**Written task:** Write out the material below again, unchanged.

** Begin Provided entries **

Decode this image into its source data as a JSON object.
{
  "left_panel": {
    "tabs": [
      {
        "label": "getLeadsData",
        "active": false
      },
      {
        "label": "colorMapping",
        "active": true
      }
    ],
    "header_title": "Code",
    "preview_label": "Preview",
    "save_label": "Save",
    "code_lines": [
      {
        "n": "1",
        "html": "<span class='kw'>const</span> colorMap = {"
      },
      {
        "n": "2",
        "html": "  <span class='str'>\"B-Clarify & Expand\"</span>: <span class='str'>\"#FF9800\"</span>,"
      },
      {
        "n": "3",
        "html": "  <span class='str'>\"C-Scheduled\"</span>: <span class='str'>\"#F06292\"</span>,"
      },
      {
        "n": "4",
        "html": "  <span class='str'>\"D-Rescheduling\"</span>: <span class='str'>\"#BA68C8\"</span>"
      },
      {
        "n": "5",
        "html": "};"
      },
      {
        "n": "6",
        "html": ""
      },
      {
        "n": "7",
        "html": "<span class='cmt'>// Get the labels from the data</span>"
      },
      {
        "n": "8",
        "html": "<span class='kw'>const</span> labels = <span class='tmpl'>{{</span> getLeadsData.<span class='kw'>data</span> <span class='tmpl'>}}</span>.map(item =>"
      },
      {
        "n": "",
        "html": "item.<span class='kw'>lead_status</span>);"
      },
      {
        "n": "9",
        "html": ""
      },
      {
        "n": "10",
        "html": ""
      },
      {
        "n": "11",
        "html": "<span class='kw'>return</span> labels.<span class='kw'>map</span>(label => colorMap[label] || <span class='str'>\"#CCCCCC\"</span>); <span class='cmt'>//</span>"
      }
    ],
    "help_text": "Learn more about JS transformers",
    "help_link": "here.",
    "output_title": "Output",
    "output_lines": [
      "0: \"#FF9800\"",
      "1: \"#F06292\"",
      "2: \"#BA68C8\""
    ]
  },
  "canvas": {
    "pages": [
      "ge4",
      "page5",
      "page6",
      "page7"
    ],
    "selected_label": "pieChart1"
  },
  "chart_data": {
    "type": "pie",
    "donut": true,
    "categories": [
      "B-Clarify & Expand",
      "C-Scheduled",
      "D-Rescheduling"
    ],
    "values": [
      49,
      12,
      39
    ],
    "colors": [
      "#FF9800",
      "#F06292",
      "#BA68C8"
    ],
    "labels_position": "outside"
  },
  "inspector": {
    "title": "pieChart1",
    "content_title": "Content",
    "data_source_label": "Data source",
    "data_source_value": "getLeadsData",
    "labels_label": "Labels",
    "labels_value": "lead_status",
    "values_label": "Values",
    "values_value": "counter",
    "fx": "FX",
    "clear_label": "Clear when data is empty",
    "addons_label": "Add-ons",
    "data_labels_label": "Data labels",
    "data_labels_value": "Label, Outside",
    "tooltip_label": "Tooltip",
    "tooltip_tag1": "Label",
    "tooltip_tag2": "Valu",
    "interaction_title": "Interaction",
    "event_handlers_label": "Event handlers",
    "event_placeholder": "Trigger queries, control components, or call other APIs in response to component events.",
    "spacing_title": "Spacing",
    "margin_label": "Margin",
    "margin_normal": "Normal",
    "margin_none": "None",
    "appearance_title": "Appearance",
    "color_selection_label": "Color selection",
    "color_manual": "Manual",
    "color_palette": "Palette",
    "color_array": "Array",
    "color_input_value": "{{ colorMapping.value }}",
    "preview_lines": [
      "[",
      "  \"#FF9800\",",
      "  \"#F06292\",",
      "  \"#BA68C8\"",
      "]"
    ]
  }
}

** End Provided entries **

**Expected answer:**
Decode this image into its source data as a JSON object.
{
  "left_panel": {
    "tabs": [
      {
        "label": "getLeadsData",
        "active": false
      },
      {
        "label": "colorMapping",
        "active": true
      }
    ],
    "header_title": "Code",
    "preview_label": "Preview",
    "save_label": "Save",
    "code_lines": [
      {
        "n": "1",
        "html": "<span class='kw'>const</span> colorMap = {"
      },
      {
        "n": "2",
        "html": "  <span class='str'>\"B-Clarify & Expand\"</span>: <span class='str'>\"#FF9800\"</span>,"
      },
      {
        "n": "3",
        "html": "  <span class='str'>\"C-Scheduled\"</span>: <span class='str'>\"#F06292\"</span>,"
      },
      {
        "n": "4",
        "html": "  <span class='str'>\"D-Rescheduling\"</span>: <span class='str'>\"#BA68C8\"</span>"
      },
      {
        "n": "5",
        "html": "};"
      },
      {
        "n": "6",
        "html": ""
      },
      {
        "n": "7",
        "html": "<span class='cmt'>// Get the labels from the data</span>"
      },
      {
        "n": "8",
        "html": "<span class='kw'>const</span> labels = <span class='tmpl'>{{</span> getLeadsData.<span class='kw'>data</span> <span class='tmpl'>}}</span>.map(item =>"
      },
      {
        "n": "",
        "html": "item.<span class='kw'>lead_status</span>);"
      },
      {
        "n": "9",
        "html": ""
      },
      {
        "n": "10",
        "html": ""
      },
      {
        "n": "11",
        "html": "<span class='kw'>return</span> labels.<span class='kw'>map</span>(label => colorMap[label] || <span class='str'>\"#CCCCCC\"</span>); <span class='cmt'>//</span>"
      }
    ],
    "help_text": "Learn more about JS transformers",
    "help_link": "here.",
    "output_title": "Output",
    "output_lines": [
      "0: \"#FF9800\"",
      "1: \"#F06292\"",
      "2: \"#BA68C8\""
    ]
  },
  "canvas": {
    "pages": [
      "ge4",
      "page5",
      "page6",
      "page7"
    ],
    "selected_label": "pieChart1"
  },
  "chart_data": {
    "type": "pie",
    "donut": true,
    "categories": [
      "B-Clarify & Expand",
      "C-Scheduled",
      "D-Rescheduling"
    ],
    "values": [
      49,
      12,
      39
    ],
    "colors": [
      "#FF9800",
      "#F06292",
      "#BA68C8"
    ],
    "labels_position": "outside"
  },
  "inspector": {
    "title": "pieChart1",
    "content_title": "Content",
    "data_source_label": "Data source",
    "data_source_value": "getLeadsData",
    "labels_label": "Labels",
    "labels_value": "lead_status",
    "values_label": "Values",
    "values_value": "counter",
    "fx": "FX",
    "clear_label": "Clear when data is empty",
    "addons_label": "Add-ons",
    "data_labels_label": "Data labels",
    "data_labels_value": "Label, Outside",
    "tooltip_label": "Tooltip",
    "tooltip_tag1": "Label",
    "tooltip_tag2": "Valu",
    "interaction_title": "Interaction",
    "event_handlers_label": "Event handlers",
    "event_placeholder": "Trigger queries, control components, or call other APIs in response to component events.",
    "spacing_title": "Spacing",
    "margin_label": "Margin",
    "margin_normal": "Normal",
    "margin_none": "None",
    "appearance_title": "Appearance",
    "color_selection_label": "Color selection",
    "color_manual": "Manual",
    "color_palette": "Palette",
    "color_array": "Array",
    "color_input_value": "{{ colorMapping.value }}",
    "preview_lines": [
      "[",
      "  \"#FF9800\",",
      "  \"#F06292\",",
      "  \"#BA68C8\"",
      "]"
    ]
  }
}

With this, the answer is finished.